▶ PROBLEM SET
**a)** From the memoir about growing up in the Arkansas Ozarks, list every person whose spoken words are set off in double quotation marks.
**b)** Print the stretch of the memoir about growing up in the Arkansas Ozarks from "We lived in" through "had never met.", word for word.

My dad was a racist. I remember him telling me during George Wallace's campaign that he had no problem with Wallace wanting to send 'the [censored] back to Africa' in principle. It could never work, dad said, because there were too many of them now; and they were Americans. "They couldn't any more survive in Africa then you or I could. But I like the idea."

We lived in the lily-white Arkansas Ozarks then. There probably wasn't a black person within a hundred mile radius of us. There was plenty of racial hate around though, of people most of the locals had never met.

When I was a senior in high school, our basketball team was pretty good. It looked like we were headed to State. Our coaches got us a Saturday game with one of the 'black teams' further south so we'd have some exposure before the tournament. The game went off well, though we felt way out of our element being the only white people in the gym. Lord only knows what those kids thought of us.

We did make it to the state tournament. Our school had trouble finding accommodations for us. Our principal sat the team down and explained that he finally got so desperate that he told a motel manager "I don't know what else to say, except that they're all white."
"Well, why didn't you say so? Of course they can stay here."
The principal said he hated to pull that card, but he didn't know what else to do. He warned us not to 'show our asses' at the motel.

▶ LISTED ENTRIES
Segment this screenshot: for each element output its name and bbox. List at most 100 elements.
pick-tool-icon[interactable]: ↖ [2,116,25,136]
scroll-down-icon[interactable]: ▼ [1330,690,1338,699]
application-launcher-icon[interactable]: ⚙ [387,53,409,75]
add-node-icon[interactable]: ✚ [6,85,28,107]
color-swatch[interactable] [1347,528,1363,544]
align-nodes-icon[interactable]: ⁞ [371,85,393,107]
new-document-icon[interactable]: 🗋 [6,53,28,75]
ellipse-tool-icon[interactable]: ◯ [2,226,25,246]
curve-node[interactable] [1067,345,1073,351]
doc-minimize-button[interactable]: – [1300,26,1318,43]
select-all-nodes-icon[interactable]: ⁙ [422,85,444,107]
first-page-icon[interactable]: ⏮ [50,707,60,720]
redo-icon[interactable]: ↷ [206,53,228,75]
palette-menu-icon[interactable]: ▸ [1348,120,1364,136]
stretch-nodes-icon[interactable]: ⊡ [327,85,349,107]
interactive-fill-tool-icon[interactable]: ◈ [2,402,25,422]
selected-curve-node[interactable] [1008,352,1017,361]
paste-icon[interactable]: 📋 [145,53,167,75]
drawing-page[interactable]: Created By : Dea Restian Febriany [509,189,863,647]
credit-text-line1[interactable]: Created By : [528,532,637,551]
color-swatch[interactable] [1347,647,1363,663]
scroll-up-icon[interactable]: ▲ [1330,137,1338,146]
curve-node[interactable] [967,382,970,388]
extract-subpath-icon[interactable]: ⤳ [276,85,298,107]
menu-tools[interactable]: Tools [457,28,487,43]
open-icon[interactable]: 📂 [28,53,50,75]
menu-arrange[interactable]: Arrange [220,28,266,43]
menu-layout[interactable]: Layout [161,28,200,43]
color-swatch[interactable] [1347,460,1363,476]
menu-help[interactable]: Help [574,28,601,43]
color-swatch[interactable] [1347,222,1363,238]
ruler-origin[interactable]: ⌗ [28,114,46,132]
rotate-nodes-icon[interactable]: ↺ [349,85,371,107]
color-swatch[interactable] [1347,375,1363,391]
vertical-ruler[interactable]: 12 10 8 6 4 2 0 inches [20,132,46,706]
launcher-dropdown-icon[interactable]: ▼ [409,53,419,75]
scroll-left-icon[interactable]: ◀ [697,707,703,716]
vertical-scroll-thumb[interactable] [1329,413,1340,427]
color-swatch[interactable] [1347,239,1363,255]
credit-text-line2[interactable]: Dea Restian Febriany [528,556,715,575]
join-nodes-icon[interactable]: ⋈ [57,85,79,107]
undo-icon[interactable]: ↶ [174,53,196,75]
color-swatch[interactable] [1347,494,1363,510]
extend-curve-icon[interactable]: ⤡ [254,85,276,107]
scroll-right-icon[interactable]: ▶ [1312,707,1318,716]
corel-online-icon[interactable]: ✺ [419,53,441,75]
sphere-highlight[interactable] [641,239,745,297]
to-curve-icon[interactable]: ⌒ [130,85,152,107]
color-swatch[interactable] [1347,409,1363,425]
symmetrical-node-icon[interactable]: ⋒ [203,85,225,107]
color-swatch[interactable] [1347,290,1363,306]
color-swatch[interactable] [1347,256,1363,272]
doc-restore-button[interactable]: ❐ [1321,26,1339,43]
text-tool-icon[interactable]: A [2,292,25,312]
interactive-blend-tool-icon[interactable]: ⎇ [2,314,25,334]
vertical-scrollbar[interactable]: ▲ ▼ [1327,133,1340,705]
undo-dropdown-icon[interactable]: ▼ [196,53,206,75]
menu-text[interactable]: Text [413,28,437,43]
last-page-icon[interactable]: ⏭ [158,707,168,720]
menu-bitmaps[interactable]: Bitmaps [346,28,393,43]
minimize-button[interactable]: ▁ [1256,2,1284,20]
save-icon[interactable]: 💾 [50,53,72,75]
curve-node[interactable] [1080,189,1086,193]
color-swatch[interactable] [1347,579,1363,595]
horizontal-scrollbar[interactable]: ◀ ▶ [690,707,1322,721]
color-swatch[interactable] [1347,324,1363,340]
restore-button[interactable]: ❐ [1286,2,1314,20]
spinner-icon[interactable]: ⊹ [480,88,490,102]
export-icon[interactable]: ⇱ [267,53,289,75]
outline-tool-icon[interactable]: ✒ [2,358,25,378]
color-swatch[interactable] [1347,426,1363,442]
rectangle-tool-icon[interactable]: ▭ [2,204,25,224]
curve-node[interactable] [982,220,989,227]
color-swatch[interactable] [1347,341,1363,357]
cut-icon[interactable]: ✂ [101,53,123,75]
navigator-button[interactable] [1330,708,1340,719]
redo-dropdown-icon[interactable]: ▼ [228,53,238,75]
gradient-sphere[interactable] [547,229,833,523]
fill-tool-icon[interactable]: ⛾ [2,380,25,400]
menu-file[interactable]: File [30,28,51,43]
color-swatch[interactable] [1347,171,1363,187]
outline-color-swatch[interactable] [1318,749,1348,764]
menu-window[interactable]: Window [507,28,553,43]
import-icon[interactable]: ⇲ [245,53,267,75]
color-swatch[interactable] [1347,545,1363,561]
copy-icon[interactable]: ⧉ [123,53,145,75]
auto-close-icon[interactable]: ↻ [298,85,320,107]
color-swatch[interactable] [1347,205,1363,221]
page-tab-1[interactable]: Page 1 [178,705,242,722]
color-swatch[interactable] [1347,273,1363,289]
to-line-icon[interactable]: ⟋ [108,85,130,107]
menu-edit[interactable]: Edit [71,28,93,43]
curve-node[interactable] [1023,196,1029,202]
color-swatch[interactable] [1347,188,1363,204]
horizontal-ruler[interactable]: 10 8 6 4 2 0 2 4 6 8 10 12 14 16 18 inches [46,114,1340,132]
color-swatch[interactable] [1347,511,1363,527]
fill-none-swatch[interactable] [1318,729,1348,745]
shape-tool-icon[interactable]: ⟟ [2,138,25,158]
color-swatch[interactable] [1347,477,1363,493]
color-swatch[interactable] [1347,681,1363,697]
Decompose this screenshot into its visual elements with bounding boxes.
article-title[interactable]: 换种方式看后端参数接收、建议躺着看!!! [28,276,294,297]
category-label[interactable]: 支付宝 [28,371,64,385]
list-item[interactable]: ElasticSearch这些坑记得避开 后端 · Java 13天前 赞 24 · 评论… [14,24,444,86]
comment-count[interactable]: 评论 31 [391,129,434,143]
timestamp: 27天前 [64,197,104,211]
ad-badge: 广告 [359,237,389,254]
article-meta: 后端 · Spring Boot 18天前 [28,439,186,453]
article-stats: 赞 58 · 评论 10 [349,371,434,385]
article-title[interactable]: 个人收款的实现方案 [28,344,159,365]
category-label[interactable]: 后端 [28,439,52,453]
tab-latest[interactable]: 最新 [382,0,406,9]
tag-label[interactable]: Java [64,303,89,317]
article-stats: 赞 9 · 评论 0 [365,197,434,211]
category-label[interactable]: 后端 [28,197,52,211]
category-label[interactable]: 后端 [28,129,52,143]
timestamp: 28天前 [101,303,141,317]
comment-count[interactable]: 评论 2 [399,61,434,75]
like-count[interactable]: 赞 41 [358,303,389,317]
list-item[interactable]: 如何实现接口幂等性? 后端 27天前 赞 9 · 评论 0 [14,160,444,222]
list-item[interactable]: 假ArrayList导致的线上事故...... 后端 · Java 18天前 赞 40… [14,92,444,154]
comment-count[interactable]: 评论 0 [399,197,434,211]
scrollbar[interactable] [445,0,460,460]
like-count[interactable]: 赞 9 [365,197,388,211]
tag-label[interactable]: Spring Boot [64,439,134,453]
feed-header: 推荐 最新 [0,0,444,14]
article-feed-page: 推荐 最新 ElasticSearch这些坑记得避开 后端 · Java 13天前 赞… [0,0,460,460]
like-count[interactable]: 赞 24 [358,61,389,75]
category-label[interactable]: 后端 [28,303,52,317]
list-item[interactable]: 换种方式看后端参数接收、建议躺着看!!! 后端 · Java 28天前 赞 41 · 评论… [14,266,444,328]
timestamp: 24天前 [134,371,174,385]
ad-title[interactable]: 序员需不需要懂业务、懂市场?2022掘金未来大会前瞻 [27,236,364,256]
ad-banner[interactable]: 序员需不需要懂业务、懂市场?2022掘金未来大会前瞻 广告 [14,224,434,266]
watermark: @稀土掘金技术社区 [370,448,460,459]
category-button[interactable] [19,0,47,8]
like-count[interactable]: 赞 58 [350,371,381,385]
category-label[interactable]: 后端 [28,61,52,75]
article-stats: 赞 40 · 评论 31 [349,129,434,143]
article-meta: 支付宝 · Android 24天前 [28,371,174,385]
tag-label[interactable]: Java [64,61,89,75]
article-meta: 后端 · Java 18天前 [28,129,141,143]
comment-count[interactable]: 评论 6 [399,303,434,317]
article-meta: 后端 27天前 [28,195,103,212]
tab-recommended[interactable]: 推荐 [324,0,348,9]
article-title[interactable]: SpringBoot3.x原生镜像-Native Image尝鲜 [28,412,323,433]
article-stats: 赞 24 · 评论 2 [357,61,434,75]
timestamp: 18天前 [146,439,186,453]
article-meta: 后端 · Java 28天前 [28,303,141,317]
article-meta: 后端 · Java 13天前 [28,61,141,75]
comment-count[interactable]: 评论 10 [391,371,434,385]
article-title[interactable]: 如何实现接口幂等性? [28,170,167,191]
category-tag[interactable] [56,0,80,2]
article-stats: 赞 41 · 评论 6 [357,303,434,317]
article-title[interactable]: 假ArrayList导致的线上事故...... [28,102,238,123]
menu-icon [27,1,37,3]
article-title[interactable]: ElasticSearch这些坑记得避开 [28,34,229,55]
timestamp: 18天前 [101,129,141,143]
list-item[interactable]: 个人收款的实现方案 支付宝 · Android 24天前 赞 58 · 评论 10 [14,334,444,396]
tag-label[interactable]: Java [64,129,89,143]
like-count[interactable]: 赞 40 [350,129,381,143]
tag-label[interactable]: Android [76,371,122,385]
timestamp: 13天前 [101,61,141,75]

▶ RESULTS BY TASK
**a)**
- The narrator's dad
- The school principal
- The motel manager

**b)**
We lived in the lily-white Arkansas Ozarks then. There probably wasn't a black person within a hundred mile radius of us. There was plenty of racial hate around though, of people most of the locals had never met.